* Description of the task
Read the records and gather each line that includes "sobre".
++++ Raw data ++++
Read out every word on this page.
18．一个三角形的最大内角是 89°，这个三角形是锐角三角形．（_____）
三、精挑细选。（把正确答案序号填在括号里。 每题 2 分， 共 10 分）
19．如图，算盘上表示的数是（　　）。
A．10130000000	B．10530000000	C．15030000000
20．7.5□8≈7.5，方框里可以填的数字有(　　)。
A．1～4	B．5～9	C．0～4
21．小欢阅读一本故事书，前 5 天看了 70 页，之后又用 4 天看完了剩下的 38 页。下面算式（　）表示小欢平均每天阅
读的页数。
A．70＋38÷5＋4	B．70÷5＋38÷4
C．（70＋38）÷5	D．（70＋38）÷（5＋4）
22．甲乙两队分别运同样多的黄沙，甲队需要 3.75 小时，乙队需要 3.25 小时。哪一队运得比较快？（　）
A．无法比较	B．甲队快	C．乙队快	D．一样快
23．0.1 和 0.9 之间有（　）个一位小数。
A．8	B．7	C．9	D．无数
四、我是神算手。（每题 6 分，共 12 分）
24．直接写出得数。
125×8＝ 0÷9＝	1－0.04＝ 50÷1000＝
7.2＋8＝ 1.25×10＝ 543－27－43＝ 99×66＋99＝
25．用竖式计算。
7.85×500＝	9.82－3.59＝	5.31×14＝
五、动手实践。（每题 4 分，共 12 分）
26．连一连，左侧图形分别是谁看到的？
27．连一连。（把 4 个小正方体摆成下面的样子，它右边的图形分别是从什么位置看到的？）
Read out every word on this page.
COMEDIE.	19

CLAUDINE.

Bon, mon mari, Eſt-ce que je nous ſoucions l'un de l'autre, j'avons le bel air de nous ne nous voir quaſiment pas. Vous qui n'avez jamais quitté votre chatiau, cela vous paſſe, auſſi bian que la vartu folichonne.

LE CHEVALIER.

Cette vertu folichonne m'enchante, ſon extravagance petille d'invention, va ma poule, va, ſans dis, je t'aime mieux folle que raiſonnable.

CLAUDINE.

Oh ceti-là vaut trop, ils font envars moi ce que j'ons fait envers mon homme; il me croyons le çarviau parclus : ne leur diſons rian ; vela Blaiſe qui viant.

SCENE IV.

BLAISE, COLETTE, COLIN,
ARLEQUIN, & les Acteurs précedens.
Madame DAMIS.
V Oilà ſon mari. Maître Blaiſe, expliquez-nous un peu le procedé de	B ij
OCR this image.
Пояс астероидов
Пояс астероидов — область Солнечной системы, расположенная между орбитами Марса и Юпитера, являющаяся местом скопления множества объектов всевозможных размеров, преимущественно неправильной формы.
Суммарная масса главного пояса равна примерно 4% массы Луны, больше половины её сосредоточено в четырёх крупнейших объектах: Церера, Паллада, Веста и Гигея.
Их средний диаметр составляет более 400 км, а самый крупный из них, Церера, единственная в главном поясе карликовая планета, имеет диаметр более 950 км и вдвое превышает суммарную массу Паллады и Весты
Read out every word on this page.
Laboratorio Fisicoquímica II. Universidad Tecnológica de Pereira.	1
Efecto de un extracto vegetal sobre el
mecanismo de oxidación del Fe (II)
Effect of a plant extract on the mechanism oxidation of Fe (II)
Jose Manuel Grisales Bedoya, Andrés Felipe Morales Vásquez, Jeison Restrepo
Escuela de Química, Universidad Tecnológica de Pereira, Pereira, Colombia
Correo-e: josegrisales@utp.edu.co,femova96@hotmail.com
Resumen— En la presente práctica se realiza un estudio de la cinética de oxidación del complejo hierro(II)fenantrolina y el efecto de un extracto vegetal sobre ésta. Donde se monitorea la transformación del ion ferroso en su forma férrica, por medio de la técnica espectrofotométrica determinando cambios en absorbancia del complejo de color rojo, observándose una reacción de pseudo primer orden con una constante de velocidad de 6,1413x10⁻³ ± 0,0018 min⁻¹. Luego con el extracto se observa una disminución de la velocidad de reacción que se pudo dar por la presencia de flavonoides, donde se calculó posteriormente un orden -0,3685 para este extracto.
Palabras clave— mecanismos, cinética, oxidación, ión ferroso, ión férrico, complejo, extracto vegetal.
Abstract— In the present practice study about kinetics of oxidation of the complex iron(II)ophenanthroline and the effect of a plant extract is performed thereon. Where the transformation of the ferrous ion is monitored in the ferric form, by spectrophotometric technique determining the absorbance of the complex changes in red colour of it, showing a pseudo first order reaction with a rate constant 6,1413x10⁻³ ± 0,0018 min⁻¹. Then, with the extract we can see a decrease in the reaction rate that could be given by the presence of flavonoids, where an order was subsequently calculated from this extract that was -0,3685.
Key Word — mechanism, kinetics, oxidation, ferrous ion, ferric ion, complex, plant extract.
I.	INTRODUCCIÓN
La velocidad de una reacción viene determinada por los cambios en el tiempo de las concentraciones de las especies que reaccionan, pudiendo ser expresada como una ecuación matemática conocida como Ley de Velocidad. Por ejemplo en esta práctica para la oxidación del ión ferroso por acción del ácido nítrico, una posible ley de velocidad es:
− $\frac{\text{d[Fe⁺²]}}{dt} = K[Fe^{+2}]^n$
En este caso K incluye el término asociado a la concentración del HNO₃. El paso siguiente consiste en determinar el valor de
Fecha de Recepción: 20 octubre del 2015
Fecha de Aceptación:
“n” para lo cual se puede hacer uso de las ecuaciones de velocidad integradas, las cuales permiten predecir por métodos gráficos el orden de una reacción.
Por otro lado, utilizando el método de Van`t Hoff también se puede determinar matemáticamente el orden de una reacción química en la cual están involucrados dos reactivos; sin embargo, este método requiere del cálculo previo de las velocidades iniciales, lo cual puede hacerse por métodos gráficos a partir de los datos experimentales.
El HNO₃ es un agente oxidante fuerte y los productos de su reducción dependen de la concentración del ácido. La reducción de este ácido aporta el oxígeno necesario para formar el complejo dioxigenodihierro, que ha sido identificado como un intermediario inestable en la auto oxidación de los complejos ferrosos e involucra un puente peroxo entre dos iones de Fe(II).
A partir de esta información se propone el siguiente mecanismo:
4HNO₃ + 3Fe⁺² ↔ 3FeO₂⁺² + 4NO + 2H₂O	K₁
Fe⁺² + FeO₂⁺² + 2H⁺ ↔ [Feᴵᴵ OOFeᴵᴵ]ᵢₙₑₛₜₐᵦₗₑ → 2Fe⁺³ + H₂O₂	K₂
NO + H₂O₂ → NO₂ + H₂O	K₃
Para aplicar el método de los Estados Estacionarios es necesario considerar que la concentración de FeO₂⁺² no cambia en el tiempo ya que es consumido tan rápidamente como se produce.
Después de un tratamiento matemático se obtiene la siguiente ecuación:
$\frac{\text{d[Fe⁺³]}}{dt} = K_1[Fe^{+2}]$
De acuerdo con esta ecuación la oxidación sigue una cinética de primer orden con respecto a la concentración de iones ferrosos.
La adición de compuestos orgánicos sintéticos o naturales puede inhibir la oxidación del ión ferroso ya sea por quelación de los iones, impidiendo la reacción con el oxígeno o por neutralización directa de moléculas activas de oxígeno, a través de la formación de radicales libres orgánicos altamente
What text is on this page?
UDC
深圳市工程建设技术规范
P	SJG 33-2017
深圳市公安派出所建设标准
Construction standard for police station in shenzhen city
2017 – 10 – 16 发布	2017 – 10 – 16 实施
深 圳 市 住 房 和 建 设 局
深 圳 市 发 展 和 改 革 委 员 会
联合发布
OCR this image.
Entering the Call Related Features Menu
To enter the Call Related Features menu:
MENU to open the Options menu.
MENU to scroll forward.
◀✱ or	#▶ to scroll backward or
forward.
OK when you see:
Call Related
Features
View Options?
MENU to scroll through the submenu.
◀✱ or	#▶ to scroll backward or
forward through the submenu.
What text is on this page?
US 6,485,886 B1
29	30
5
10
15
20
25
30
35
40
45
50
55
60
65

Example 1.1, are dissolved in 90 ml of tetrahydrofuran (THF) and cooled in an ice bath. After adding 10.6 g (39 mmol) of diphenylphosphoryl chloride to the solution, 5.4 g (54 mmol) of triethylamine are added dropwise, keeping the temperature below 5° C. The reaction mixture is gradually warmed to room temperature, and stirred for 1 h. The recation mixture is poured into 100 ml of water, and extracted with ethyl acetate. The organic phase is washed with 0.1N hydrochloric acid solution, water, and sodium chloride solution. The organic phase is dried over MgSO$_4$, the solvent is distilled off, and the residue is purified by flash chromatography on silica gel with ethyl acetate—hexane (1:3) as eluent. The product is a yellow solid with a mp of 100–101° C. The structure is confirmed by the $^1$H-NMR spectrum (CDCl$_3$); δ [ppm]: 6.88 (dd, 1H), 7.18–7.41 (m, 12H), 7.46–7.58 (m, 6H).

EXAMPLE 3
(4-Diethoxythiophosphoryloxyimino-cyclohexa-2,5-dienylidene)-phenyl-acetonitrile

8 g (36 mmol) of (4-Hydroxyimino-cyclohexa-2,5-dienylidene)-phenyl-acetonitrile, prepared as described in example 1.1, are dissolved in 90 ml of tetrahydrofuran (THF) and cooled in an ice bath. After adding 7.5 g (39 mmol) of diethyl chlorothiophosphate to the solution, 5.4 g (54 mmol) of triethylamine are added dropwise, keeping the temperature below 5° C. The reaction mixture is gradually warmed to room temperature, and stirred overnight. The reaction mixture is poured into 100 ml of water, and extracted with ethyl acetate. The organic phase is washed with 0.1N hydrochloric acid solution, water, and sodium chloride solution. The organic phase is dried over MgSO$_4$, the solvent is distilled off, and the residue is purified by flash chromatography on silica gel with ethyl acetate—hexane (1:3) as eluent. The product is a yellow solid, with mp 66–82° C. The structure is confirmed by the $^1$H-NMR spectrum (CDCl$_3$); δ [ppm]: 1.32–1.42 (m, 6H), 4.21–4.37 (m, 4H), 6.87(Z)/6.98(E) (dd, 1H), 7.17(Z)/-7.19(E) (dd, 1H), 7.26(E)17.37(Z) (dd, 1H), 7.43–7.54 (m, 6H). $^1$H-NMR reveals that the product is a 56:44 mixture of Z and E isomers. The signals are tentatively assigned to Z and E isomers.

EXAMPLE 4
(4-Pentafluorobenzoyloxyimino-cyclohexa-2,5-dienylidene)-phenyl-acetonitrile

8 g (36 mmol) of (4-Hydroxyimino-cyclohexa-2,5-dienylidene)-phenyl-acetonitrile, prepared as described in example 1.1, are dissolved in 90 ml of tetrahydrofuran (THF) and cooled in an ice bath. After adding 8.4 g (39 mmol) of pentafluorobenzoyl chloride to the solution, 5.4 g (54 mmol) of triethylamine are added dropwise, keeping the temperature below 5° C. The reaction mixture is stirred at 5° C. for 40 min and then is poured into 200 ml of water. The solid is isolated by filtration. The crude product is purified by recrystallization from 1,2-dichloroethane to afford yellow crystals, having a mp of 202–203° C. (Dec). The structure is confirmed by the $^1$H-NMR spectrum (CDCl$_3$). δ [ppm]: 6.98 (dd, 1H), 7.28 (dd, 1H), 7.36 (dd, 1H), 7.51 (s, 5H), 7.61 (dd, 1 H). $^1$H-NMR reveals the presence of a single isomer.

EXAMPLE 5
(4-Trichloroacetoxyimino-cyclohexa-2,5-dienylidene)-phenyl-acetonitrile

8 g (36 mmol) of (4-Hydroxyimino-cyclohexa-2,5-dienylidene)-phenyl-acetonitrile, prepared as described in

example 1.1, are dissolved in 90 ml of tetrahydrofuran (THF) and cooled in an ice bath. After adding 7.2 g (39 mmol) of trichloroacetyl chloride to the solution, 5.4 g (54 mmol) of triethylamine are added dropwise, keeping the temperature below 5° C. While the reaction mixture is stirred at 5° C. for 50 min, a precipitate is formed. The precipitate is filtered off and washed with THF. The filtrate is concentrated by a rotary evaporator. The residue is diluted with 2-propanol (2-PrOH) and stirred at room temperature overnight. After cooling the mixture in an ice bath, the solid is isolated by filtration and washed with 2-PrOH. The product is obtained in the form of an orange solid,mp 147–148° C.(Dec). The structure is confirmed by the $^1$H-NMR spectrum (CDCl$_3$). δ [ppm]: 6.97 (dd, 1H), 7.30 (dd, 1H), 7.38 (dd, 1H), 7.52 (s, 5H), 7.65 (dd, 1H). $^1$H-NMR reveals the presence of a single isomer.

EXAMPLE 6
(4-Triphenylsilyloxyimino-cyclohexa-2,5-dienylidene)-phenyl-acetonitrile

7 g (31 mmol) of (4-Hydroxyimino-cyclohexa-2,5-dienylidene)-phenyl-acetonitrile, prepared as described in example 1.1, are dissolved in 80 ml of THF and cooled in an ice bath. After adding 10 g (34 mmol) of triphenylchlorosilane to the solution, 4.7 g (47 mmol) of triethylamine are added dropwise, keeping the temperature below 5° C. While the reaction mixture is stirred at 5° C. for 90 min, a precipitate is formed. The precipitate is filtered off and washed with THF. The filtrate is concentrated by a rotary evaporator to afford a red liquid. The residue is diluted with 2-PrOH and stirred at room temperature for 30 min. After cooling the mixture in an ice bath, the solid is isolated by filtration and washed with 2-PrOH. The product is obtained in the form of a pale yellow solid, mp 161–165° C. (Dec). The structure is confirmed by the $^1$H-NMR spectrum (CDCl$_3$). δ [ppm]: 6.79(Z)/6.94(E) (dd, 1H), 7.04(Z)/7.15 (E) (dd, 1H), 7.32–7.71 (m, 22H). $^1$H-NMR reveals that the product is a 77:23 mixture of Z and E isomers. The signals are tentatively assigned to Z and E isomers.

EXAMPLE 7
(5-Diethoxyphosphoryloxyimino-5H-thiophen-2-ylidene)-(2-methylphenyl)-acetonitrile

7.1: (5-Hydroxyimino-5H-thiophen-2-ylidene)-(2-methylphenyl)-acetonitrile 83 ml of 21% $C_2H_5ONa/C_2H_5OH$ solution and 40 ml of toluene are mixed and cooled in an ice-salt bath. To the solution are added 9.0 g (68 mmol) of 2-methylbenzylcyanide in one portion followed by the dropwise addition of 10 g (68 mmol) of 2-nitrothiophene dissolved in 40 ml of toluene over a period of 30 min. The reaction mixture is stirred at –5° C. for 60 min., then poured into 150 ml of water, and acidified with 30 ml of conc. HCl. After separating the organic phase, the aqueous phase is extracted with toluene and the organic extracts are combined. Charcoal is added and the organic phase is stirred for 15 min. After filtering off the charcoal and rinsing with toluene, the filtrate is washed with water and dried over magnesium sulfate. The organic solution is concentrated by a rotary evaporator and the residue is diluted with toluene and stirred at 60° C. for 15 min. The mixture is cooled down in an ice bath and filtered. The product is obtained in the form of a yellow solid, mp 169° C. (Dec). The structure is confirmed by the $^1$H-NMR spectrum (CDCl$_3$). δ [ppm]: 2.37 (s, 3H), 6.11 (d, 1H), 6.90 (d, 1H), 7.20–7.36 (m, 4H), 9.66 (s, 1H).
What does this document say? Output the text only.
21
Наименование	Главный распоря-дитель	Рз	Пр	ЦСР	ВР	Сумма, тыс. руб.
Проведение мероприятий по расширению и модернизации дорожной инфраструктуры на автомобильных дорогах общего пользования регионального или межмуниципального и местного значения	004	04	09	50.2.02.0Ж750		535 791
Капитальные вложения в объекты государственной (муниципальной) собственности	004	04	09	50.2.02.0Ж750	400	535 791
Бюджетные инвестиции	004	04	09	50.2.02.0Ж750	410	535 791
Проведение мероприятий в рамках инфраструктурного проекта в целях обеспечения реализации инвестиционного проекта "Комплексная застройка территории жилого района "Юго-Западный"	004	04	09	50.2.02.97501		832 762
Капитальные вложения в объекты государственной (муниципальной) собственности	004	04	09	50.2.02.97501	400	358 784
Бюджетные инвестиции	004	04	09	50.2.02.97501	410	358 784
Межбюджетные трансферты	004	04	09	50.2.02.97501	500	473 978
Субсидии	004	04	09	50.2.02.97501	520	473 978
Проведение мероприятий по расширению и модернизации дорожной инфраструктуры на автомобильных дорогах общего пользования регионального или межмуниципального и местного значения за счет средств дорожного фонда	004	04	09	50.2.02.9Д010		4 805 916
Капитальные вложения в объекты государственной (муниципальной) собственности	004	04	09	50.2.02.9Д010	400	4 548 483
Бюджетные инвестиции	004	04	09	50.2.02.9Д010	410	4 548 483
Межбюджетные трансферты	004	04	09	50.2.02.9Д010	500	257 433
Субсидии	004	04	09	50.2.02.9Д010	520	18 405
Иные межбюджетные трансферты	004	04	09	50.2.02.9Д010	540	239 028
++++
* The solution
Efecto de un extracto vegetal sobre el
Resumen— En la presente práctica se realiza un estudio de la cinética de oxidación del complejo hierro(II)fenantrolina y el efecto de un extracto vegetal sobre ésta. Donde se monitorea la transformación del ion ferroso en su forma férrica, por medio de la técnica espectrofotométrica determinando cambios en absorbancia del complejo de color rojo, observándose una reacción de pseudo primer orden con una constante de velocidad de 6,1413x10⁻³ ± 0,0018 min⁻¹. Luego con el extracto se observa una disminución de la velocidad de reacción que se pudo dar por la presencia de flavonoides, donde se calculó posteriormente un orden -0,3685 para este extracto.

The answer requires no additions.